Short problem => Give back the whole listing exactly as shown.

Extracted entries =>
──────

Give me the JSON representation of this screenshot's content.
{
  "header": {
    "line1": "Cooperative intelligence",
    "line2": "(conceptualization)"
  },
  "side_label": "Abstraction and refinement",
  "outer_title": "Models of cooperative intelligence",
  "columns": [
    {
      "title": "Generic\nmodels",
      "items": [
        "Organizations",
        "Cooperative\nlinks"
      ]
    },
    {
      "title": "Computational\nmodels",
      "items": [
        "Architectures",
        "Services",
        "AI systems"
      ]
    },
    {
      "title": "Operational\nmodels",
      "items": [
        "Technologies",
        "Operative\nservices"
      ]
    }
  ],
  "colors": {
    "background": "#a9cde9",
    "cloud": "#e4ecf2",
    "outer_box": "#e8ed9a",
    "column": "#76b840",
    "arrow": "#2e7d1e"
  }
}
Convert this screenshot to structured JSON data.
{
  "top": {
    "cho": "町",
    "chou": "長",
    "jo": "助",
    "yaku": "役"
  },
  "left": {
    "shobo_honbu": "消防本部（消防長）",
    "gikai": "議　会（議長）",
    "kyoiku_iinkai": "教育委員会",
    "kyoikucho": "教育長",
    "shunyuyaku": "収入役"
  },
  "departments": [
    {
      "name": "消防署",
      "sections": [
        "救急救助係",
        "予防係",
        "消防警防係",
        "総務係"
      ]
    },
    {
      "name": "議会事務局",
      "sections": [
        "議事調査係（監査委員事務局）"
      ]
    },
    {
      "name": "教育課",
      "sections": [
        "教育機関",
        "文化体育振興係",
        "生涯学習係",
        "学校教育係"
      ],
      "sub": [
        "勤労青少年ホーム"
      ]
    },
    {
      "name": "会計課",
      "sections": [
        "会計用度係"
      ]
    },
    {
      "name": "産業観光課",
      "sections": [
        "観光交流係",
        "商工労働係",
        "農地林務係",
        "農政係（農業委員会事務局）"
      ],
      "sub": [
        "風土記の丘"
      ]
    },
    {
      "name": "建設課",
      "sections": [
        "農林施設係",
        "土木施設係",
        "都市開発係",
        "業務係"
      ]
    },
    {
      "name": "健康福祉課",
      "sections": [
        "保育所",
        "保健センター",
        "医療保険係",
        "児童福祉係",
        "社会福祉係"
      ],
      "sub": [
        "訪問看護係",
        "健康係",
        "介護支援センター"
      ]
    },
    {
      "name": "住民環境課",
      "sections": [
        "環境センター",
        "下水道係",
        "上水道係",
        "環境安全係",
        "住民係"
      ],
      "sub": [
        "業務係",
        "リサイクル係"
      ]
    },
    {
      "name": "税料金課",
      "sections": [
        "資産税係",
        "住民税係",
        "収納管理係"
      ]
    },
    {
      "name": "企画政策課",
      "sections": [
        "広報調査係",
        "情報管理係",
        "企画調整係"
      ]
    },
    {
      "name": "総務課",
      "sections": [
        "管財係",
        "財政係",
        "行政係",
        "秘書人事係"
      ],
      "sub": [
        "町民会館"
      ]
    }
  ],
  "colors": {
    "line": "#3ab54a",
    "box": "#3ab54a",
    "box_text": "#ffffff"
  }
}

──────

Answer to the exercise =>
Give me the JSON representation of this screenshot's content.
{
  "header": {
    "line1": "Cooperative intelligence",
    "line2": "(conceptualization)"
  },
  "side_label": "Abstraction and refinement",
  "outer_title": "Models of cooperative intelligence",
  "columns": [
    {
      "title": "Generic\nmodels",
      "items": [
        "Organizations",
        "Cooperative\nlinks"
      ]
    },
    {
      "title": "Computational\nmodels",
      "items": [
        "Architectures",
        "Services",
        "AI systems"
      ]
    },
    {
      "title": "Operational\nmodels",
      "items": [
        "Technologies",
        "Operative\nservices"
      ]
    }
  ],
  "colors": {
    "background": "#a9cde9",
    "cloud": "#e4ecf2",
    "outer_box": "#e8ed9a",
    "column": "#76b840",
    "arrow": "#2e7d1e"
  }
}
Convert this screenshot to structured JSON data.
{
  "top": {
    "cho": "町",
    "chou": "長",
    "jo": "助",
    "yaku": "役"
  },
  "left": {
    "shobo_honbu": "消防本部（消防長）",
    "gikai": "議　会（議長）",
    "kyoiku_iinkai": "教育委員会",
    "kyoikucho": "教育長",
    "shunyuyaku": "収入役"
  },
  "departments": [
    {
      "name": "消防署",
      "sections": [
        "救急救助係",
        "予防係",
        "消防警防係",
        "総務係"
      ]
    },
    {
      "name": "議会事務局",
      "sections": [
        "議事調査係（監査委員事務局）"
      ]
    },
    {
      "name": "教育課",
      "sections": [
        "教育機関",
        "文化体育振興係",
        "生涯学習係",
        "学校教育係"
      ],
      "sub": [
        "勤労青少年ホーム"
      ]
    },
    {
      "name": "会計課",
      "sections": [
        "会計用度係"
      ]
    },
    {
      "name": "産業観光課",
      "sections": [
        "観光交流係",
        "商工労働係",
        "農地林務係",
        "農政係（農業委員会事務局）"
      ],
      "sub": [
        "風土記の丘"
      ]
    },
    {
      "name": "建設課",
      "sections": [
        "農林施設係",
        "土木施設係",
        "都市開発係",
        "業務係"
      ]
    },
    {
      "name": "健康福祉課",
      "sections": [
        "保育所",
        "保健センター",
        "医療保険係",
        "児童福祉係",
        "社会福祉係"
      ],
      "sub": [
        "訪問看護係",
        "健康係",
        "介護支援センター"
      ]
    },
    {
      "name": "住民環境課",
      "sections": [
        "環境センター",
        "下水道係",
        "上水道係",
        "環境安全係",
        "住民係"
      ],
      "sub": [
        "業務係",
        "リサイクル係"
      ]
    },
    {
      "name": "税料金課",
      "sections": [
        "資産税係",
        "住民税係",
        "収納管理係"
      ]
    },
    {
      "name": "企画政策課",
      "sections": [
        "広報調査係",
        "情報管理係",
        "企画調整係"
      ]
    },
    {
      "name": "総務課",
      "sections": [
        "管財係",
        "財政係",
        "行政係",
        "秘書人事係"
      ],
      "sub": [
        "町民会館"
      ]
    }
  ],
  "colors": {
    "line": "#3ab54a",
    "box": "#3ab54a",
    "box_text": "#ffffff"
  }
}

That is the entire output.